• [Extracted text]:
▼▼▼

Physiological characterization of 3D MTSs
To monitor the growth dynamics of MTSs, the diameter, roundness and cell
growth of MTSs were recorded and assessed every day. In the initial
stage of MTSs formation, cells grew slowly and were easy to distinguish
individual cells (Figure. 2A ). Driven by the interaction and
contact between the cells, cells gradually gathered into clusters. After
2 days of culture, the cells entered the logarithmic growth phase,
proliferated rapidly and gradually formed smooth surfaces. On the 6th
day, MTSs reached the plateau stage, with the largest diameter of 532.21
± 21.42 μm and 592.54 ± 13.64 μm, respectively, when the seeding
densities were 1000 and 2000 cells/well (Figure. 2B ). The
roundness of obtained MTSs exceeded 0.9 (Figure. 2C ), with the
margin of error no more than 10%. The number of living cells in a
single MTS reached the maximum on day 6, approx. 17 times the initial
amount (Figure. 2D ). After that, the boundaries of MTSs began
to wrinkled and blurred, and the spheroids gradually disintegrated.
The morphology and microstructure of MTSs cultured for 6 days were
observed by the SEM, and the MTSs showed a good 3D structure and regular
spherical shape (Figure. 2E, Figure. S2 ). Interestingly, MTSs
of different cell types had different surface structures. The surface of
the single-component Hela cell spheroid was relatively smooth
(Figure. 2E ), while the multi-component MTSs retained the more
obvious tissue structures (Figure. S2 ). When co-cultured with
fibroblasts such as UCF, the fibroblasts extended outwards MTSs. Obvious
vesicles were observed in the MTSs co-cultured with immune cells such as
PBMC. This indicates that the more complex 3D model would preserve more
completely biological characteristics of tumor tissues in vivo .

▲▲▲

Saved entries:

▼▼▼

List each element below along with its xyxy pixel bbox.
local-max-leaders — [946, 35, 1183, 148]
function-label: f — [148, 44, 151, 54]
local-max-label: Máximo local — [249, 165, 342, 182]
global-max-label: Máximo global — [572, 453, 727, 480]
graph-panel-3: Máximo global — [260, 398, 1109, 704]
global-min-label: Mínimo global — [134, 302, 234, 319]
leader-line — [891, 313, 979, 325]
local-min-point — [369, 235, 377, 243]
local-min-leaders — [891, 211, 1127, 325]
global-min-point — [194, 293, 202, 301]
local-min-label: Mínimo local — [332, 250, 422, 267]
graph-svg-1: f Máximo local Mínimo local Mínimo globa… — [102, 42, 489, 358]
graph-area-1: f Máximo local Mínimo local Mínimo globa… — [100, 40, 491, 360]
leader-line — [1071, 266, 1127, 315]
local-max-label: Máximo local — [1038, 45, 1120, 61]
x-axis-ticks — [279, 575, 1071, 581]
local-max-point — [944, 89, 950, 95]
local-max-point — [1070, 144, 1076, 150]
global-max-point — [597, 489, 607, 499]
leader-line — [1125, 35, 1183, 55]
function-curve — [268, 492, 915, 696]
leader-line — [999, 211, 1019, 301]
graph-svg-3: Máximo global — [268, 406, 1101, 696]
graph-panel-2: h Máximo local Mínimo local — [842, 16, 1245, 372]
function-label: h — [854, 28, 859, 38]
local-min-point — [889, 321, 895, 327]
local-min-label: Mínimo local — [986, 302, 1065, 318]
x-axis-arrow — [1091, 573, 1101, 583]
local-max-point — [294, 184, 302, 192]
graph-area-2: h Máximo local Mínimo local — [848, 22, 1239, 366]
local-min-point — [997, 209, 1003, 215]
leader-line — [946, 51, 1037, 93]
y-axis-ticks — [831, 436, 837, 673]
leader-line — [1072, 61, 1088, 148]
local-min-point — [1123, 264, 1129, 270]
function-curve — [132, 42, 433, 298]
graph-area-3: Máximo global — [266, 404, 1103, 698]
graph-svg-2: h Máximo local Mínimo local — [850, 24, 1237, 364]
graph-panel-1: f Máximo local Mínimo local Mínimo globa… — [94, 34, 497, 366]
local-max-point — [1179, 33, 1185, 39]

▲▲▲

• [Brief 1]:
According to the spheroid characterization passage, what value did the roundness of the obtained MTSs exceed?
• [Brief 2]:
Which growth measures of the MTSs does the spheroid characterization passage say were recorded and assessed every day? List all of them.
• [Brief 3]:
Reproduce the spheroid characterization passage word for word, starting at "The morphology and" and ending at "tissues in vivo .".

• [Result 1]:
0.9

• [Result 2]:
Diameter, roundness and cell growth

• [Result 3]:
The morphology and microstructure of MTSs cultured for 6 days were
observed by the SEM, and the MTSs showed a good 3D structure and regular
spherical shape (Figure. 2E, Figure. S2 ). Interestingly, MTSs
of different cell types had different surface structures. The surface of
the single-component Hela cell spheroid was relatively smooth
(Figure. 2E ), while the multi-component MTSs retained the more
obvious tissue structures (Figure. S2 ). When co-cultured with
fibroblasts such as UCF, the fibroblasts extended outwards MTSs. Obvious
vesicles were observed in the MTSs co-cultured with immune cells such as
PBMC. This indicates that the more complex 3D model would preserve more
completely biological characteristics of tumor tissues in vivo .